> [DATA PROVIDED]
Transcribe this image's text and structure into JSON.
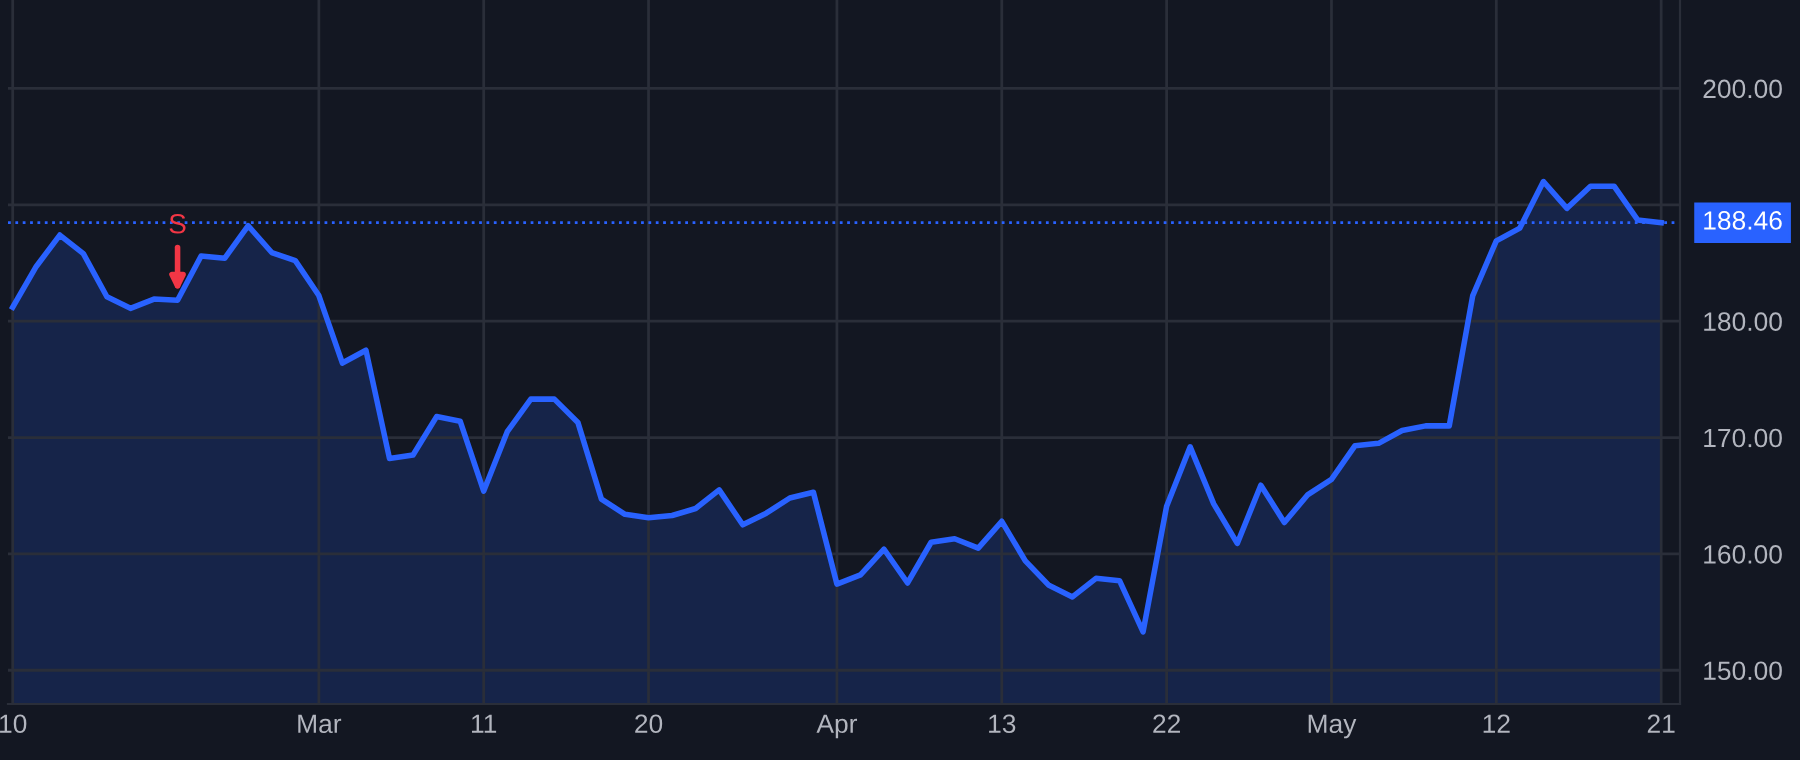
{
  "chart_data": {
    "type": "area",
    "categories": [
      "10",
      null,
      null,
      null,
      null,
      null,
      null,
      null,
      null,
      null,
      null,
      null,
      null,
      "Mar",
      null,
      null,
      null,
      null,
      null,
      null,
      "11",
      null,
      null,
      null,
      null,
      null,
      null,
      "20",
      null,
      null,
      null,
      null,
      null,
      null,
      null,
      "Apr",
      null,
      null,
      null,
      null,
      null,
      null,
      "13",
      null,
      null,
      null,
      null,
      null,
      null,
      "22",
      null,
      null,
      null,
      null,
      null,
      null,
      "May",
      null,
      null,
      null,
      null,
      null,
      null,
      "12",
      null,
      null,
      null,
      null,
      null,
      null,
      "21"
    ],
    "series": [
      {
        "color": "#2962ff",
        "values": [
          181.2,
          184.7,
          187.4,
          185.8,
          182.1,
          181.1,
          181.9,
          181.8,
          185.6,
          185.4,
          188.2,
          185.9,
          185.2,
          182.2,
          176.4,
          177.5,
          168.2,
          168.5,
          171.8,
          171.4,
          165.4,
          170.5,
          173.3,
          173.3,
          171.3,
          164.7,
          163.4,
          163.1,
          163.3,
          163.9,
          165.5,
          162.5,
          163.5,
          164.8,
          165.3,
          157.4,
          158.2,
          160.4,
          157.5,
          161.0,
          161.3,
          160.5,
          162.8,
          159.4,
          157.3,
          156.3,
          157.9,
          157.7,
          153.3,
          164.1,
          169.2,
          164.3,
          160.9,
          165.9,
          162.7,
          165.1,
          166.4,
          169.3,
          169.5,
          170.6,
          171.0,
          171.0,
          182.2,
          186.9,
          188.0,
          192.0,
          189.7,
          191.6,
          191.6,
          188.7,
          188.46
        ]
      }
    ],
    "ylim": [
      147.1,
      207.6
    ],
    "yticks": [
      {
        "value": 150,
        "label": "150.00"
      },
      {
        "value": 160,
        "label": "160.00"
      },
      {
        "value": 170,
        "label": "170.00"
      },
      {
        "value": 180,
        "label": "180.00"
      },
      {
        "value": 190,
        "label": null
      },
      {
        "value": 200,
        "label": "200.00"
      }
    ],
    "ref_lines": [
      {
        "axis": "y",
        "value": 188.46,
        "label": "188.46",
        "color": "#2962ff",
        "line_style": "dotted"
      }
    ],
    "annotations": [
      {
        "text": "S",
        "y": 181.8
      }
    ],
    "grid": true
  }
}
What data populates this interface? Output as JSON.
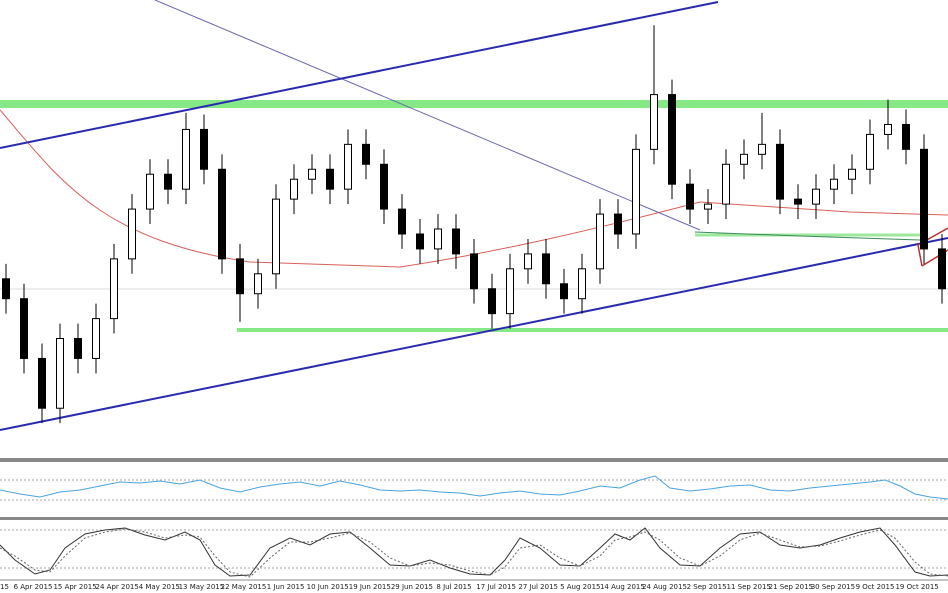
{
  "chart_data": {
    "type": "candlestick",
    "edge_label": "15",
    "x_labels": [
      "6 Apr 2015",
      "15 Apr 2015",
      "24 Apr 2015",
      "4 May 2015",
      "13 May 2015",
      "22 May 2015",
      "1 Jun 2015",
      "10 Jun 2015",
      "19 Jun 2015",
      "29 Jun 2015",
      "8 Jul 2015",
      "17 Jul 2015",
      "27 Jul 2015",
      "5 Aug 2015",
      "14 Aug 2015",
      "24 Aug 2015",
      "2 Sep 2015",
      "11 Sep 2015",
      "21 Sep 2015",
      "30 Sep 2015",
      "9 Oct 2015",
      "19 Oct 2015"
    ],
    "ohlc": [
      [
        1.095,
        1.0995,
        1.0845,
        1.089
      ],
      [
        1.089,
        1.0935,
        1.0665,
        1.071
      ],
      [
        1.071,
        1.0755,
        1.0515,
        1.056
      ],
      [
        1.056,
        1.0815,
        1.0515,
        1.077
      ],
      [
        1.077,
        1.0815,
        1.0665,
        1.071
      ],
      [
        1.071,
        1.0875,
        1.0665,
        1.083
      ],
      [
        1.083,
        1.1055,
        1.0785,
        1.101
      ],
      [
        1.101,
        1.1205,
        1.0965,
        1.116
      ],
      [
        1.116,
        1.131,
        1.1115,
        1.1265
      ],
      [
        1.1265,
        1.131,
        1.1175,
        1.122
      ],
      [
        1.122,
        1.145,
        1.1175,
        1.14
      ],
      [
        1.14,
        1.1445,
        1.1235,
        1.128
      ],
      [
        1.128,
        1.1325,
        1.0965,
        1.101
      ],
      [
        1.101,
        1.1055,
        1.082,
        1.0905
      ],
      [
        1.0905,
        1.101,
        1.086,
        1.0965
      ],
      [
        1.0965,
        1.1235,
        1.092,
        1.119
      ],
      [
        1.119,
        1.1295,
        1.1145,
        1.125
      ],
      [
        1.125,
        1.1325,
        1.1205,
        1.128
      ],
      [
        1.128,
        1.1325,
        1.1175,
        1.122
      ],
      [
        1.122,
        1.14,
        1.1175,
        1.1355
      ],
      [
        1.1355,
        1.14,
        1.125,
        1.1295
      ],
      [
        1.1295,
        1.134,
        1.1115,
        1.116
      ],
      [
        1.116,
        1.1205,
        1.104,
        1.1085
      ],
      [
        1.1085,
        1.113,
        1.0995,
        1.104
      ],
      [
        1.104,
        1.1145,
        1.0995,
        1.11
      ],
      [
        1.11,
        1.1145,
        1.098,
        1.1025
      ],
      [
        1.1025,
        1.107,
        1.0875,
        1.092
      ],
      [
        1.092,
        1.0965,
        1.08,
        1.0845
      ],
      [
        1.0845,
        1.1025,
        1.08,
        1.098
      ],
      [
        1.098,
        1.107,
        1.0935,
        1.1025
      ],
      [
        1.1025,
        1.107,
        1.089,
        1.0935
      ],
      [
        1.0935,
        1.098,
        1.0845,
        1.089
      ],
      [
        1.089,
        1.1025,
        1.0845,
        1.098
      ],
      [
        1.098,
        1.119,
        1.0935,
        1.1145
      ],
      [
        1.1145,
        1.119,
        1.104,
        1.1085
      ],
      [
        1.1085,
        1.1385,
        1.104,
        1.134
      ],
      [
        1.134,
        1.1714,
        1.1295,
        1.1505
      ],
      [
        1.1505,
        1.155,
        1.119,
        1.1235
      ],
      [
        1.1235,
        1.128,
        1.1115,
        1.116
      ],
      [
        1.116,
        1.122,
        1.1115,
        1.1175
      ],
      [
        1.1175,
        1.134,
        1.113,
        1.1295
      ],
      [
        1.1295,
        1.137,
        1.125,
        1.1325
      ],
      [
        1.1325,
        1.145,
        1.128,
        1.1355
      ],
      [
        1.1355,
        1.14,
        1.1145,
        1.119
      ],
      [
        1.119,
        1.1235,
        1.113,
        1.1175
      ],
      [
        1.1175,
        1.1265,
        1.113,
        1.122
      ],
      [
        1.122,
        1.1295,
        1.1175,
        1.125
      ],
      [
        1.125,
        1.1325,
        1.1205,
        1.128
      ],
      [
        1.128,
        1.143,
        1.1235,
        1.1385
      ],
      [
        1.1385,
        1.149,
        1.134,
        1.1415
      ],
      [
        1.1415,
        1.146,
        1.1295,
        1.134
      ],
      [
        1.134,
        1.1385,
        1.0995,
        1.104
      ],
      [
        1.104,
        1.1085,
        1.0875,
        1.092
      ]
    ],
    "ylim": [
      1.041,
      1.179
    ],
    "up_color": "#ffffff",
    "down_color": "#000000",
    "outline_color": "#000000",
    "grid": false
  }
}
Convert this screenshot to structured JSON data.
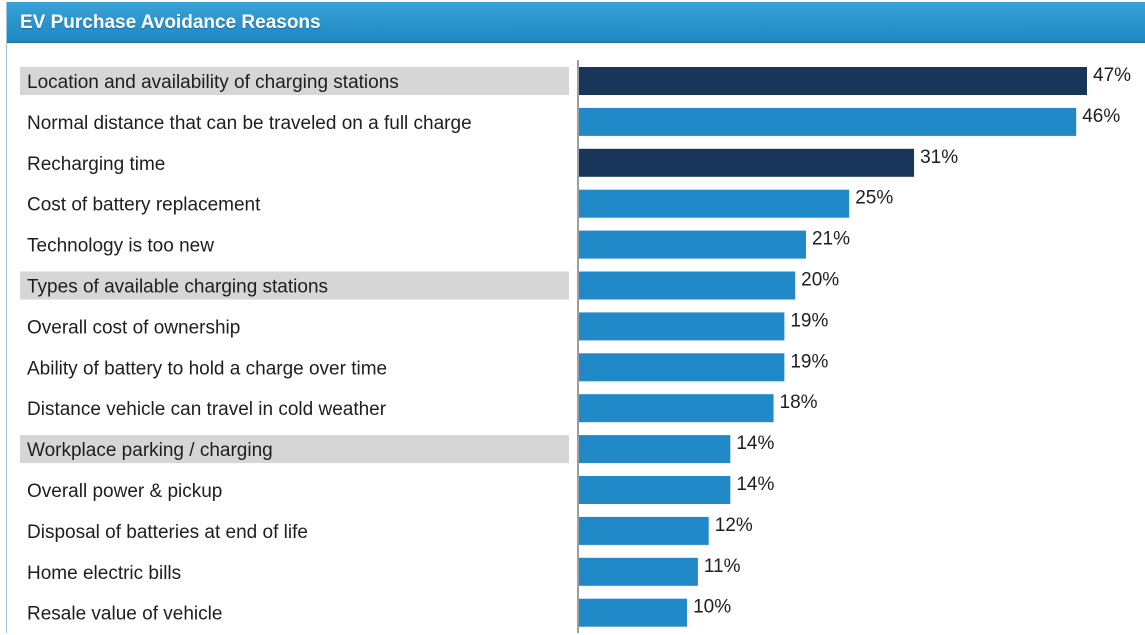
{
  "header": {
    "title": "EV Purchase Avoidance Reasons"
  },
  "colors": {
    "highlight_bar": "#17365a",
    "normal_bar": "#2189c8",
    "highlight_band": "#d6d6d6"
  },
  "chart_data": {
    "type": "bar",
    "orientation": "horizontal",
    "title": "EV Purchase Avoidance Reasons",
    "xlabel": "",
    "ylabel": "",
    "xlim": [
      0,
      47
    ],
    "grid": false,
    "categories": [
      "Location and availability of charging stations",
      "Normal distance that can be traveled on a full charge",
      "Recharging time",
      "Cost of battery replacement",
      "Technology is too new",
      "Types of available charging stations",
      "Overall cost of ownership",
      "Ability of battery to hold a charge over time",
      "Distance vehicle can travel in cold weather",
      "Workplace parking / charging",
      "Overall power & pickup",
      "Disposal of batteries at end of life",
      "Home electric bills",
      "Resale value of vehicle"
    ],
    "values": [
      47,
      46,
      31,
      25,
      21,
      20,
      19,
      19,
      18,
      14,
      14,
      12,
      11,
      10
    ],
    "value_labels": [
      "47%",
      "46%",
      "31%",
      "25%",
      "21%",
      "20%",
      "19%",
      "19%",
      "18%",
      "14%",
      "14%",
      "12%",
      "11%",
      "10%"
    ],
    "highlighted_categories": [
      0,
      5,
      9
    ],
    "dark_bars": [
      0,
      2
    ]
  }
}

> [WORK TO BE COMPLETED] Search the entries for the word "battery" and pick out every line that holds it.

> [RESULT]
      "Cost of battery replacement",
      "Ability of battery to hold a charge over time",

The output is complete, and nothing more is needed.